*THE TASK*
Reproduce the listing word for word. Skip any image.

--- START OF DATA ROWS ---

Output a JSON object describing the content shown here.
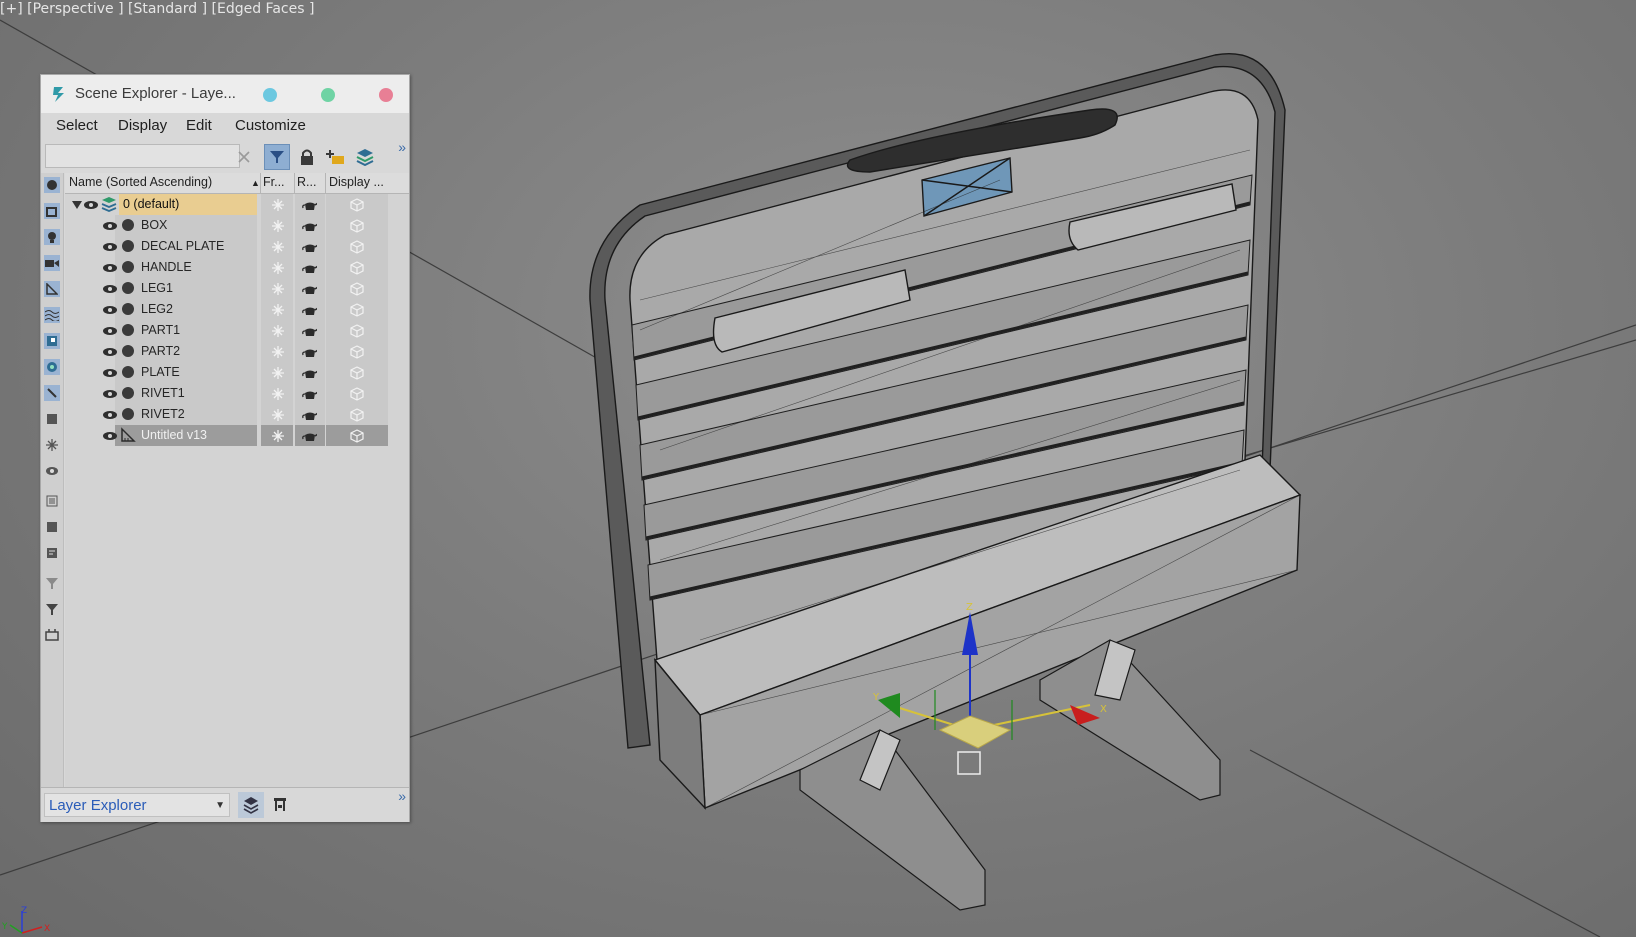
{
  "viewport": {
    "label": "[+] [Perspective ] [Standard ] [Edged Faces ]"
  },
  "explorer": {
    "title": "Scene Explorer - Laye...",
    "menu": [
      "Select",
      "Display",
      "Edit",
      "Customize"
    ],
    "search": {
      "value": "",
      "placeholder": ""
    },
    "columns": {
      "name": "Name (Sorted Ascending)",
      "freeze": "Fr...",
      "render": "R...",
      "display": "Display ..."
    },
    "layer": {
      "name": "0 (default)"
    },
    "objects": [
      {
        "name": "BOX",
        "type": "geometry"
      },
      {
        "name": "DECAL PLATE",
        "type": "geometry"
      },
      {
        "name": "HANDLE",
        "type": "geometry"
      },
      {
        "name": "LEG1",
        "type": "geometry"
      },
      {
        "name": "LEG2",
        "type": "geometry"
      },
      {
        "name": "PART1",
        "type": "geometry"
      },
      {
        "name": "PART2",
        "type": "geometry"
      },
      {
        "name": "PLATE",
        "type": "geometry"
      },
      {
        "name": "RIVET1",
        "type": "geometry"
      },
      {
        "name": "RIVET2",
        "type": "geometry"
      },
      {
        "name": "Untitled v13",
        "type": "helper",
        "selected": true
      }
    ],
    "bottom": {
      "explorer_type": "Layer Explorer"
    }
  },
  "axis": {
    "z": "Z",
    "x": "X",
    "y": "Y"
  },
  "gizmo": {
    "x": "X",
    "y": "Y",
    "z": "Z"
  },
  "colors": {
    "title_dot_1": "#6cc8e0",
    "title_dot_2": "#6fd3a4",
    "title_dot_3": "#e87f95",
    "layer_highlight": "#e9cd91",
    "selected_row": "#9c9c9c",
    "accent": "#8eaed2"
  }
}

--- END OF DATA ROWS ---

*RESULT FOR THIS TASK*
Output a JSON object describing the content shown here.
{
  "viewport": {
    "label": "[+] [Perspective ] [Standard ] [Edged Faces ]"
  },
  "explorer": {
    "title": "Scene Explorer - Laye...",
    "menu": [
      "Select",
      "Display",
      "Edit",
      "Customize"
    ],
    "search": {
      "value": "",
      "placeholder": ""
    },
    "columns": {
      "name": "Name (Sorted Ascending)",
      "freeze": "Fr...",
      "render": "R...",
      "display": "Display ..."
    },
    "layer": {
      "name": "0 (default)"
    },
    "objects": [
      {
        "name": "BOX",
        "type": "geometry"
      },
      {
        "name": "DECAL PLATE",
        "type": "geometry"
      },
      {
        "name": "HANDLE",
        "type": "geometry"
      },
      {
        "name": "LEG1",
        "type": "geometry"
      },
      {
        "name": "LEG2",
        "type": "geometry"
      },
      {
        "name": "PART1",
        "type": "geometry"
      },
      {
        "name": "PART2",
        "type": "geometry"
      },
      {
        "name": "PLATE",
        "type": "geometry"
      },
      {
        "name": "RIVET1",
        "type": "geometry"
      },
      {
        "name": "RIVET2",
        "type": "geometry"
      },
      {
        "name": "Untitled v13",
        "type": "helper",
        "selected": true
      }
    ],
    "bottom": {
      "explorer_type": "Layer Explorer"
    }
  },
  "axis": {
    "z": "Z",
    "x": "X",
    "y": "Y"
  },
  "gizmo": {
    "x": "X",
    "y": "Y",
    "z": "Z"
  },
  "colors": {
    "title_dot_1": "#6cc8e0",
    "title_dot_2": "#6fd3a4",
    "title_dot_3": "#e87f95",
    "layer_highlight": "#e9cd91",
    "selected_row": "#9c9c9c",
    "accent": "#8eaed2"
  }
}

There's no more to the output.